**Exercise instructions**
Working from the material below, print the lines from the line holding "Read all visible content and emit it as JSON." through its final line, inclusive, exactly and with nothing else; pictures are excluded.

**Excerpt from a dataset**
====

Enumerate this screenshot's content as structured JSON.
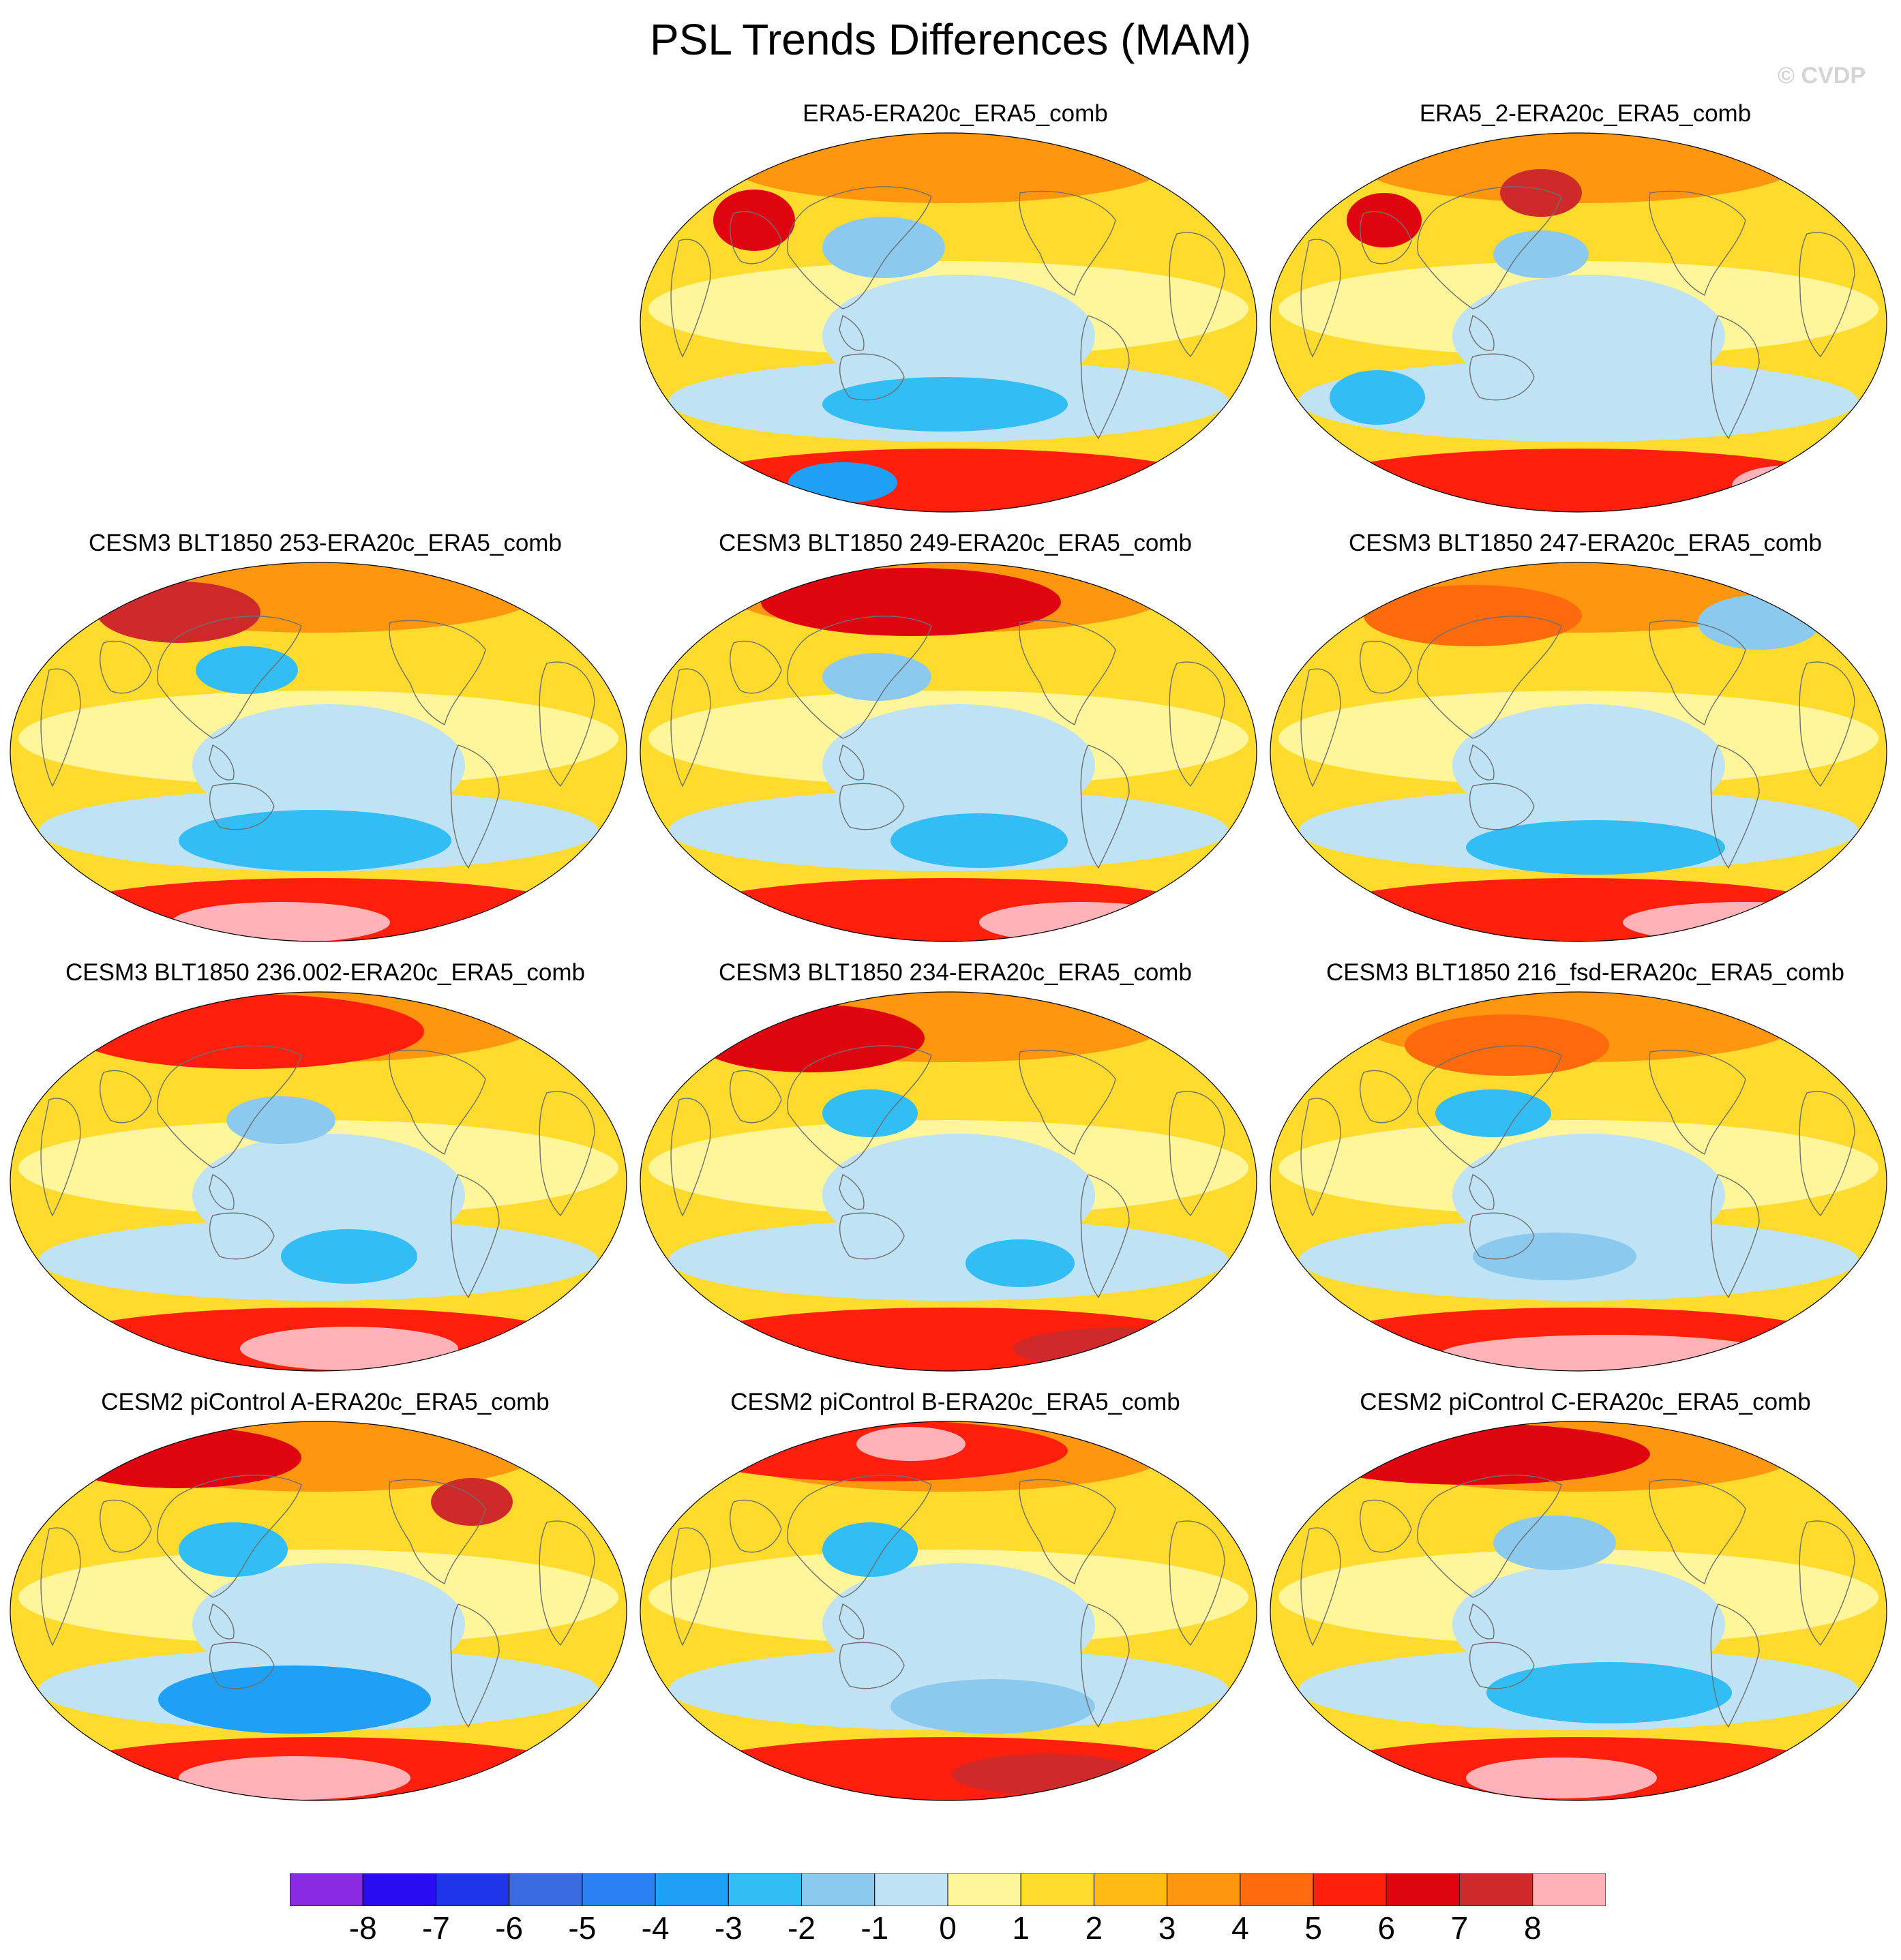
{
  "title": "PSL Trends Differences (MAM)",
  "credit": "© CVDP",
  "chart_data": {
    "type": "heatmap",
    "title": "PSL Trends Differences (MAM)",
    "projection": "Robinson (global, Pacific-centred)",
    "variable": "PSL trend difference",
    "panels": [
      {
        "title": "ERA5-ERA20c_ERA5_comb",
        "row": 0,
        "col": 1
      },
      {
        "title": "ERA5_2-ERA20c_ERA5_comb",
        "row": 0,
        "col": 2
      },
      {
        "title": "CESM3 BLT1850 253-ERA20c_ERA5_comb",
        "row": 1,
        "col": 0
      },
      {
        "title": "CESM3 BLT1850 249-ERA20c_ERA5_comb",
        "row": 1,
        "col": 1
      },
      {
        "title": "CESM3 BLT1850 247-ERA20c_ERA5_comb",
        "row": 1,
        "col": 2
      },
      {
        "title": "CESM3 BLT1850 236.002-ERA20c_ERA5_comb",
        "row": 2,
        "col": 0
      },
      {
        "title": "CESM3 BLT1850 234-ERA20c_ERA5_comb",
        "row": 2,
        "col": 1
      },
      {
        "title": "CESM3 BLT1850 216_fsd-ERA20c_ERA5_comb",
        "row": 2,
        "col": 2
      },
      {
        "title": "CESM2 piControl A-ERA20c_ERA5_comb",
        "row": 3,
        "col": 0
      },
      {
        "title": "CESM2 piControl B-ERA20c_ERA5_comb",
        "row": 3,
        "col": 1
      },
      {
        "title": "CESM2 piControl C-ERA20c_ERA5_comb",
        "row": 3,
        "col": 2
      }
    ],
    "colorbar": {
      "levels": [
        -8,
        -7,
        -6,
        -5,
        -4,
        -3,
        -2,
        -1,
        0,
        1,
        2,
        3,
        4,
        5,
        6,
        7,
        8
      ],
      "labels": [
        "-8",
        "-7",
        "-6",
        "-5",
        "-4",
        "-3",
        "-2",
        "-1",
        "0",
        "1",
        "2",
        "3",
        "4",
        "5",
        "6",
        "7",
        "8"
      ],
      "colors": [
        "#8a2be2",
        "#2a0cf2",
        "#1f36e8",
        "#3a6be0",
        "#2a80f0",
        "#1ea0f5",
        "#33bdf5",
        "#8cc9ee",
        "#bfe2f4",
        "#fff59b",
        "#ffdb2e",
        "#ffbb14",
        "#ff9610",
        "#ff6a0c",
        "#ff1f0c",
        "#df0510",
        "#cf2a2a",
        "#ffb3b8"
      ]
    }
  }
}
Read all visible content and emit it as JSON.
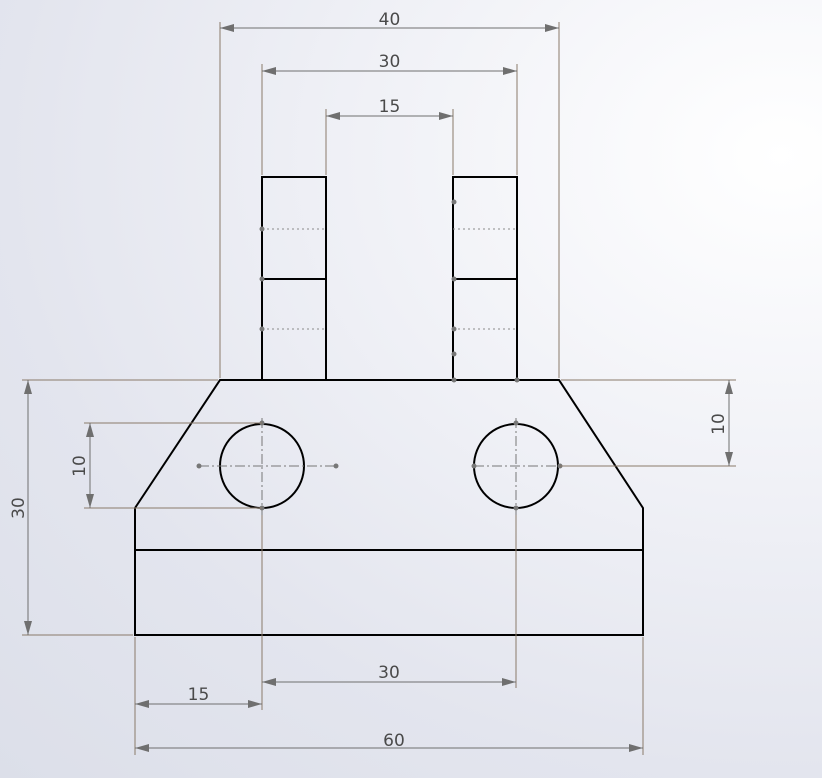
{
  "dimensions": {
    "top_outer_width": "40",
    "top_lug_span": "30",
    "top_gap": "15",
    "left_height": "30",
    "left_hole_height": "10",
    "right_hole_height": "10",
    "bottom_hole_spacing": "30",
    "bottom_hole_offset": "15",
    "bottom_total_width": "60"
  },
  "colors": {
    "outline": "#000000",
    "extension_line": "#8a7a6a",
    "dimension_line": "#6f6f6f",
    "dimension_text": "#4a4a4a"
  }
}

====

**Task answer**
Read all visible content and emit it as JSON.
{
  "dimensions": {
    "top_outer_width": "40",
    "top_lug_span": "30",
    "top_gap": "15",
    "left_height": "30",
    "left_hole_height": "10",
    "right_hole_height": "10",
    "bottom_hole_spacing": "30",
    "bottom_hole_offset": "15",
    "bottom_total_width": "60"
  },
  "colors": {
    "outline": "#000000",
    "extension_line": "#8a7a6a",
    "dimension_line": "#6f6f6f",
    "dimension_text": "#4a4a4a"
  }
}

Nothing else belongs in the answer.